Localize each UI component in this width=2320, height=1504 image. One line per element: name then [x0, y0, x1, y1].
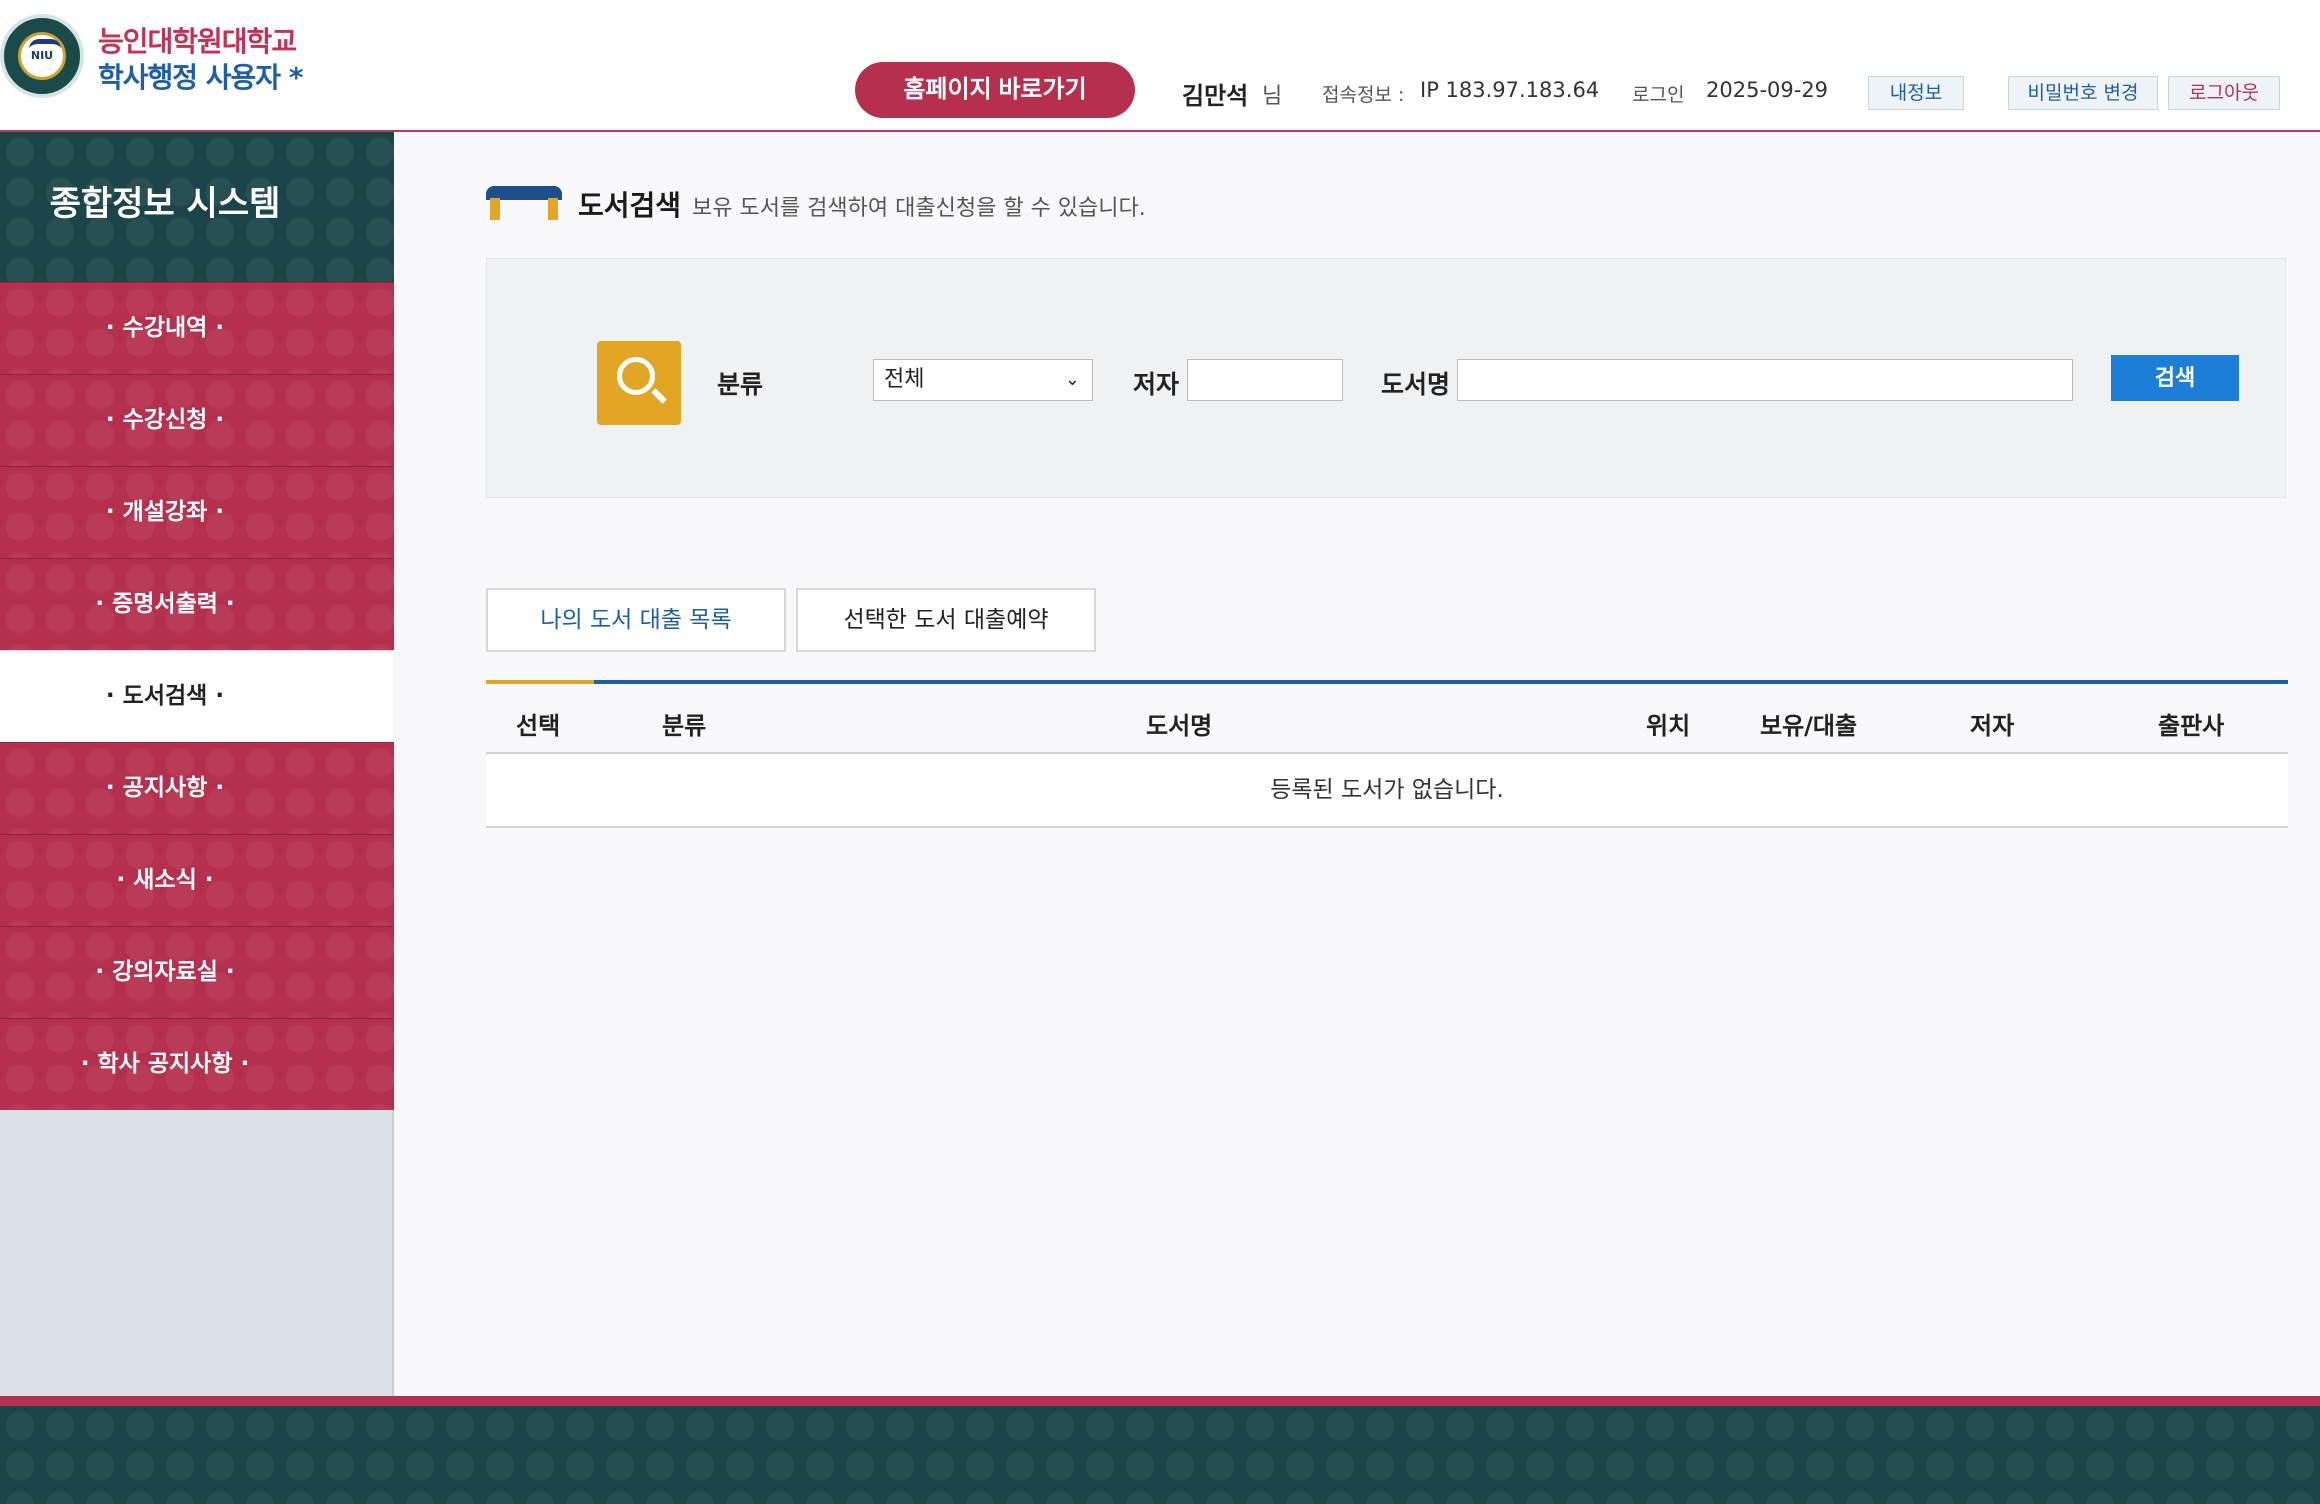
sidebar-menu: · 수강내역 · · 수강신청 · · 개설강좌 · · 증명서출력 · · 도… — [0, 282, 394, 1110]
sidebar-item-open-courses[interactable]: · 개설강좌 · — [0, 466, 394, 558]
page-title: 도서검색 — [578, 189, 682, 222]
column-header-publisher: 출판사 — [2158, 712, 2225, 740]
access-ip: IP 183.97.183.64 — [1420, 78, 1600, 102]
access-info-label: 접속정보 : — [1322, 84, 1405, 106]
book-title-label: 도서명 — [1381, 370, 1451, 399]
system-subtitle: 학사행정 사용자 * — [98, 61, 303, 94]
table-empty-message: 등록된 도서가 없습니다. — [486, 754, 2288, 828]
login-label: 로그인 — [1632, 84, 1685, 106]
reserve-selected-button[interactable]: 선택한 도서 대출예약 — [796, 588, 1096, 652]
table-header: 선택 분류 도서명 위치 보유/대출 저자 출판사 — [486, 684, 2288, 754]
column-header-category: 분류 — [662, 712, 707, 740]
homepage-button[interactable]: 홈페이지 바로가기 — [855, 62, 1135, 118]
sidebar-item-notices[interactable]: · 공지사항 · — [0, 742, 394, 834]
column-header-title: 도서명 — [1146, 712, 1213, 740]
my-loans-button[interactable]: 나의 도서 대출 목록 — [486, 588, 786, 652]
sidebar-item-lecture-materials[interactable]: · 강의자료실 · — [0, 926, 394, 1018]
sidebar-item-book-search[interactable]: · 도서검색 · — [0, 650, 394, 742]
sidebar-item-academic-notices[interactable]: · 학사 공지사항 · — [0, 1018, 394, 1110]
login-date: 2025-09-29 — [1706, 78, 1829, 102]
page-description: 보유 도서를 검색하여 대출신청을 할 수 있습니다. — [692, 196, 1146, 221]
book-title-input[interactable] — [1457, 359, 2073, 401]
column-header-author: 저자 — [1970, 712, 2015, 740]
category-select[interactable]: 전체 ⌄ — [873, 359, 1093, 401]
change-password-button[interactable]: 비밀번호 변경 — [2008, 76, 2158, 110]
sidebar: 종합정보 시스템 · 수강내역 · · 수강신청 · · 개설강좌 · · 증명… — [0, 132, 394, 1396]
user-name: 김만석 — [1182, 82, 1249, 110]
header: NIU 능인대학원대학교 학사행정 사용자 * 홈페이지 바로가기 김만석 님 … — [0, 0, 2320, 132]
search-button[interactable]: 검색 — [2111, 355, 2239, 401]
university-logo[interactable]: NIU — [0, 14, 84, 98]
column-header-location: 위치 — [1646, 712, 1691, 740]
sidebar-item-news[interactable]: · 새소식 · — [0, 834, 394, 926]
logo-emblem: NIU — [18, 32, 66, 80]
section-gate-icon — [486, 186, 562, 222]
logout-button[interactable]: 로그아웃 — [2168, 76, 2280, 110]
sidebar-item-certificates[interactable]: · 증명서출력 · — [0, 558, 394, 650]
chevron-down-icon: ⌄ — [1064, 369, 1080, 390]
main-content: 도서검색 보유 도서를 검색하여 대출신청을 할 수 있습니다. 분류 전체 ⌄… — [396, 134, 2320, 1396]
category-label: 분류 — [717, 370, 764, 399]
user-honorific: 님 — [1262, 84, 1283, 109]
category-selected-value: 전체 — [884, 367, 925, 392]
column-header-select: 선택 — [516, 712, 561, 740]
author-label: 저자 — [1133, 370, 1180, 399]
footer — [0, 1396, 2320, 1504]
sidebar-item-course-registration[interactable]: · 수강신청 · — [0, 374, 394, 466]
search-magnifier-icon — [597, 341, 681, 425]
author-input[interactable] — [1187, 359, 1343, 401]
logo-text: NIU — [30, 49, 54, 62]
logo-arch-icon — [29, 39, 61, 49]
sidebar-item-course-history[interactable]: · 수강내역 · — [0, 282, 394, 374]
my-info-button[interactable]: 내정보 — [1868, 76, 1964, 110]
search-panel: 분류 전체 ⌄ 저자 도서명 검색 — [486, 258, 2286, 498]
university-name: 능인대학원대학교 — [98, 25, 297, 58]
column-header-holding: 보유/대출 — [1760, 712, 1858, 740]
book-table: 선택 분류 도서명 위치 보유/대출 저자 출판사 등록된 도서가 없습니다. — [486, 680, 2288, 828]
sidebar-header: 종합정보 시스템 — [0, 132, 394, 282]
sidebar-title: 종합정보 시스템 — [49, 184, 281, 224]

================

:: Task brief ::
Can you extract every line above verbatim, leaving the picture out of your answer?

:: Task response ::
Localize each UI component in this width=2320, height=1504 image. One line per element: name then [x0, y0, x1, y1].
sidebar-menu: · 수강내역 · · 수강신청 · · 개설강좌 · · 증명서출력 · · 도… — [0, 282, 394, 1110]
sidebar-item-open-courses[interactable]: · 개설강좌 · — [0, 466, 394, 558]
page-title: 도서검색 — [578, 189, 682, 222]
column-header-publisher: 출판사 — [2158, 712, 2225, 740]
access-ip: IP 183.97.183.64 — [1420, 78, 1600, 102]
access-info-label: 접속정보 : — [1322, 84, 1405, 106]
book-title-label: 도서명 — [1381, 370, 1451, 399]
system-subtitle: 학사행정 사용자 * — [98, 61, 303, 94]
table-empty-message: 등록된 도서가 없습니다. — [486, 754, 2288, 828]
login-label: 로그인 — [1632, 84, 1685, 106]
reserve-selected-button[interactable]: 선택한 도서 대출예약 — [796, 588, 1096, 652]
table-header: 선택 분류 도서명 위치 보유/대출 저자 출판사 — [486, 684, 2288, 754]
column-header-category: 분류 — [662, 712, 707, 740]
homepage-button[interactable]: 홈페이지 바로가기 — [855, 62, 1135, 118]
sidebar-item-notices[interactable]: · 공지사항 · — [0, 742, 394, 834]
column-header-title: 도서명 — [1146, 712, 1213, 740]
my-loans-button[interactable]: 나의 도서 대출 목록 — [486, 588, 786, 652]
sidebar-item-lecture-materials[interactable]: · 강의자료실 · — [0, 926, 394, 1018]
sidebar-item-book-search[interactable]: · 도서검색 · — [0, 650, 394, 742]
sidebar-item-academic-notices[interactable]: · 학사 공지사항 · — [0, 1018, 394, 1110]
login-date: 2025-09-29 — [1706, 78, 1829, 102]
page-description: 보유 도서를 검색하여 대출신청을 할 수 있습니다. — [692, 196, 1146, 221]
book-title-input[interactable] — [1457, 359, 2073, 401]
column-header-author: 저자 — [1970, 712, 2015, 740]
category-select[interactable]: 전체 ⌄ — [873, 359, 1093, 401]
change-password-button[interactable]: 비밀번호 변경 — [2008, 76, 2158, 110]
sidebar: 종합정보 시스템 · 수강내역 · · 수강신청 · · 개설강좌 · · 증명… — [0, 132, 394, 1396]
user-name: 김만석 — [1182, 82, 1249, 110]
header: NIU 능인대학원대학교 학사행정 사용자 * 홈페이지 바로가기 김만석 님 … — [0, 0, 2320, 132]
search-button[interactable]: 검색 — [2111, 355, 2239, 401]
university-logo[interactable]: NIU — [0, 14, 84, 98]
column-header-location: 위치 — [1646, 712, 1691, 740]
sidebar-item-news[interactable]: · 새소식 · — [0, 834, 394, 926]
logo-emblem: NIU — [18, 32, 66, 80]
section-gate-icon — [486, 186, 562, 222]
logout-button[interactable]: 로그아웃 — [2168, 76, 2280, 110]
sidebar-item-certificates[interactable]: · 증명서출력 · — [0, 558, 394, 650]
chevron-down-icon: ⌄ — [1064, 369, 1080, 390]
main-content: 도서검색 보유 도서를 검색하여 대출신청을 할 수 있습니다. 분류 전체 ⌄… — [396, 134, 2320, 1396]
category-label: 분류 — [717, 370, 764, 399]
user-honorific: 님 — [1262, 84, 1283, 109]
category-selected-value: 전체 — [884, 367, 925, 392]
column-header-select: 선택 — [516, 712, 561, 740]
author-label: 저자 — [1133, 370, 1180, 399]
footer — [0, 1396, 2320, 1504]
sidebar-item-course-registration[interactable]: · 수강신청 · — [0, 374, 394, 466]
search-magnifier-icon — [597, 341, 681, 425]
author-input[interactable] — [1187, 359, 1343, 401]
logo-text: NIU — [30, 49, 54, 62]
logo-arch-icon — [29, 39, 61, 49]
sidebar-item-course-history[interactable]: · 수강내역 · — [0, 282, 394, 374]
my-info-button[interactable]: 내정보 — [1868, 76, 1964, 110]
search-panel: 분류 전체 ⌄ 저자 도서명 검색 — [486, 258, 2286, 498]
university-name: 능인대학원대학교 — [98, 25, 297, 58]
column-header-holding: 보유/대출 — [1760, 712, 1858, 740]
book-table: 선택 분류 도서명 위치 보유/대출 저자 출판사 등록된 도서가 없습니다. — [486, 680, 2288, 828]
sidebar-header: 종합정보 시스템 — [0, 132, 394, 282]
sidebar-title: 종합정보 시스템 — [49, 184, 281, 224]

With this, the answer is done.